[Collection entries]
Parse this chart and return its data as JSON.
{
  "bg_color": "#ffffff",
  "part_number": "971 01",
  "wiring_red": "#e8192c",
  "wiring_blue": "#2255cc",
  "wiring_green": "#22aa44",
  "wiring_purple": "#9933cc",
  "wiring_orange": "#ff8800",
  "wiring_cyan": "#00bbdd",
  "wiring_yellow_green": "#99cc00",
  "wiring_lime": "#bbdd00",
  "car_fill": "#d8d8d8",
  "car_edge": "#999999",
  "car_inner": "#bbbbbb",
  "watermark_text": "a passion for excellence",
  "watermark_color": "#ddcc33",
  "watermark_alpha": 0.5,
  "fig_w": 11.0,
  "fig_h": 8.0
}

GIVEN PROBLEM: Transcribe all entries exactly as they are given.

ANSWER TO THE PROBLEM:
Parse this chart and return its data as JSON.
{
  "bg_color": "#ffffff",
  "part_number": "971 01",
  "wiring_red": "#e8192c",
  "wiring_blue": "#2255cc",
  "wiring_green": "#22aa44",
  "wiring_purple": "#9933cc",
  "wiring_orange": "#ff8800",
  "wiring_cyan": "#00bbdd",
  "wiring_yellow_green": "#99cc00",
  "wiring_lime": "#bbdd00",
  "car_fill": "#d8d8d8",
  "car_edge": "#999999",
  "car_inner": "#bbbbbb",
  "watermark_text": "a passion for excellence",
  "watermark_color": "#ddcc33",
  "watermark_alpha": 0.5,
  "fig_w": 11.0,
  "fig_h": 8.0
}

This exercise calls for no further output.